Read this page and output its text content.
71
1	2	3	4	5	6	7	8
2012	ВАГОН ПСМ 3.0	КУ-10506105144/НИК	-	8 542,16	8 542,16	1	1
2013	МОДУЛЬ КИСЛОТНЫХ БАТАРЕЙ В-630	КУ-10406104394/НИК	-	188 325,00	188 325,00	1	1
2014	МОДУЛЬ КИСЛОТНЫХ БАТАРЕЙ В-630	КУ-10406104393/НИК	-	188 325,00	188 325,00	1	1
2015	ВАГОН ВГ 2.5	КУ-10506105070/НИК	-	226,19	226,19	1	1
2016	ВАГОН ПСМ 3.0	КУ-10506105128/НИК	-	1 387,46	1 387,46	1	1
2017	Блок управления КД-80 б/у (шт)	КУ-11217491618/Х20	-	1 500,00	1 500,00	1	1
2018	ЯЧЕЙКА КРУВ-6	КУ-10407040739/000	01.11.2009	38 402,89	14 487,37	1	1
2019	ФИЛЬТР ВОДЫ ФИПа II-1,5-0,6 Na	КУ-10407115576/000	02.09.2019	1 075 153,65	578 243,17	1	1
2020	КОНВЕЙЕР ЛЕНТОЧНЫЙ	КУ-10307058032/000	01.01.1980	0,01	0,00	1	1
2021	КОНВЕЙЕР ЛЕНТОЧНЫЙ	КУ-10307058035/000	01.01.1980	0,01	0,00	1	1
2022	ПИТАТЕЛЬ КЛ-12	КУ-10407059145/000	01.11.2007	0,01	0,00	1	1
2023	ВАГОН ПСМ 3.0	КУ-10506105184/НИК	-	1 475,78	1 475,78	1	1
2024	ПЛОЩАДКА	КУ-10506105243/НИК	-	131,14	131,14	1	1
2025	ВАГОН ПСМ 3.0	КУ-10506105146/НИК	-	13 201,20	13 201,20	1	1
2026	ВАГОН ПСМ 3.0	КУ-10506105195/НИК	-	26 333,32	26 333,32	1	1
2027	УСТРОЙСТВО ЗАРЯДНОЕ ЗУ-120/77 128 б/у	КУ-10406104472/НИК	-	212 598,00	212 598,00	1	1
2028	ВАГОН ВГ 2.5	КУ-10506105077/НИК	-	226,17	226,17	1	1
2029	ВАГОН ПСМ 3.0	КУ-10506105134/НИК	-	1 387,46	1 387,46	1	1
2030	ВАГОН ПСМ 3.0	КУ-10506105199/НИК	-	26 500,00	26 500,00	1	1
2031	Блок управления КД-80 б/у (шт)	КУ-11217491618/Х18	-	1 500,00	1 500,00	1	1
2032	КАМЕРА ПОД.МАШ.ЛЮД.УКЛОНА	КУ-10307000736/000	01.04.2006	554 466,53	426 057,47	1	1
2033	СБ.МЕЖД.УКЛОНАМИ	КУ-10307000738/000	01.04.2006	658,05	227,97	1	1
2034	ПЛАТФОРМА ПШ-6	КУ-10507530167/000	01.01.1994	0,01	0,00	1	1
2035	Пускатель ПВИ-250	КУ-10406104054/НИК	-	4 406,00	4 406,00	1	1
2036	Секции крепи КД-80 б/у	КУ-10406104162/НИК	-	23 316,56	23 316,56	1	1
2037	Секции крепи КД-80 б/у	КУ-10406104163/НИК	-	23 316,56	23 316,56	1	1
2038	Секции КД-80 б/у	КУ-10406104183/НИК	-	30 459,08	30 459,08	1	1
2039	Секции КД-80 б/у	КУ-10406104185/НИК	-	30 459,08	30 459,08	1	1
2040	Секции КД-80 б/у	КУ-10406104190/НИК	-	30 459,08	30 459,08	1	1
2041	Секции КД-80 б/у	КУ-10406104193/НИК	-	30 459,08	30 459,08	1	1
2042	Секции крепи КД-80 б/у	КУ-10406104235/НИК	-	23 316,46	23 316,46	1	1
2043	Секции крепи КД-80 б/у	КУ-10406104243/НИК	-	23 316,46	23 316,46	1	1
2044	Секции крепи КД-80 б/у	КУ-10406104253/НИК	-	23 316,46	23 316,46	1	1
______
» **WHAT THE EXERCISE ASKS**: From the preceding material, extract every line exactly.

» **WORKED ANSWER**:
Read this page and output its text content.
71
1	2	3	4	5	6	7	8
2012	ВАГОН ПСМ 3.0	КУ-10506105144/НИК	-	8 542,16	8 542,16	1	1
2013	МОДУЛЬ КИСЛОТНЫХ БАТАРЕЙ В-630	КУ-10406104394/НИК	-	188 325,00	188 325,00	1	1
2014	МОДУЛЬ КИСЛОТНЫХ БАТАРЕЙ В-630	КУ-10406104393/НИК	-	188 325,00	188 325,00	1	1
2015	ВАГОН ВГ 2.5	КУ-10506105070/НИК	-	226,19	226,19	1	1
2016	ВАГОН ПСМ 3.0	КУ-10506105128/НИК	-	1 387,46	1 387,46	1	1
2017	Блок управления КД-80 б/у (шт)	КУ-11217491618/Х20	-	1 500,00	1 500,00	1	1
2018	ЯЧЕЙКА КРУВ-6	КУ-10407040739/000	01.11.2009	38 402,89	14 487,37	1	1
2019	ФИЛЬТР ВОДЫ ФИПа II-1,5-0,6 Na	КУ-10407115576/000	02.09.2019	1 075 153,65	578 243,17	1	1
2020	КОНВЕЙЕР ЛЕНТОЧНЫЙ	КУ-10307058032/000	01.01.1980	0,01	0,00	1	1
2021	КОНВЕЙЕР ЛЕНТОЧНЫЙ	КУ-10307058035/000	01.01.1980	0,01	0,00	1	1
2022	ПИТАТЕЛЬ КЛ-12	КУ-10407059145/000	01.11.2007	0,01	0,00	1	1
2023	ВАГОН ПСМ 3.0	КУ-10506105184/НИК	-	1 475,78	1 475,78	1	1
2024	ПЛОЩАДКА	КУ-10506105243/НИК	-	131,14	131,14	1	1
2025	ВАГОН ПСМ 3.0	КУ-10506105146/НИК	-	13 201,20	13 201,20	1	1
2026	ВАГОН ПСМ 3.0	КУ-10506105195/НИК	-	26 333,32	26 333,32	1	1
2027	УСТРОЙСТВО ЗАРЯДНОЕ ЗУ-120/77 128 б/у	КУ-10406104472/НИК	-	212 598,00	212 598,00	1	1
2028	ВАГОН ВГ 2.5	КУ-10506105077/НИК	-	226,17	226,17	1	1
2029	ВАГОН ПСМ 3.0	КУ-10506105134/НИК	-	1 387,46	1 387,46	1	1
2030	ВАГОН ПСМ 3.0	КУ-10506105199/НИК	-	26 500,00	26 500,00	1	1
2031	Блок управления КД-80 б/у (шт)	КУ-11217491618/Х18	-	1 500,00	1 500,00	1	1
2032	КАМЕРА ПОД.МАШ.ЛЮД.УКЛОНА	КУ-10307000736/000	01.04.2006	554 466,53	426 057,47	1	1
2033	СБ.МЕЖД.УКЛОНАМИ	КУ-10307000738/000	01.04.2006	658,05	227,97	1	1
2034	ПЛАТФОРМА ПШ-6	КУ-10507530167/000	01.01.1994	0,01	0,00	1	1
2035	Пускатель ПВИ-250	КУ-10406104054/НИК	-	4 406,00	4 406,00	1	1
2036	Секции крепи КД-80 б/у	КУ-10406104162/НИК	-	23 316,56	23 316,56	1	1
2037	Секции крепи КД-80 б/у	КУ-10406104163/НИК	-	23 316,56	23 316,56	1	1
2038	Секции КД-80 б/у	КУ-10406104183/НИК	-	30 459,08	30 459,08	1	1
2039	Секции КД-80 б/у	КУ-10406104185/НИК	-	30 459,08	30 459,08	1	1
2040	Секции КД-80 б/у	КУ-10406104190/НИК	-	30 459,08	30 459,08	1	1
2041	Секции КД-80 б/у	КУ-10406104193/НИК	-	30 459,08	30 459,08	1	1
2042	Секции крепи КД-80 б/у	КУ-10406104235/НИК	-	23 316,46	23 316,46	1	1
2043	Секции крепи КД-80 б/у	КУ-10406104243/НИК	-	23 316,46	23 316,46	1	1
2044	Секции крепи КД-80 б/у	КУ-10406104253/НИК	-	23 316,46	23 316,46	1	1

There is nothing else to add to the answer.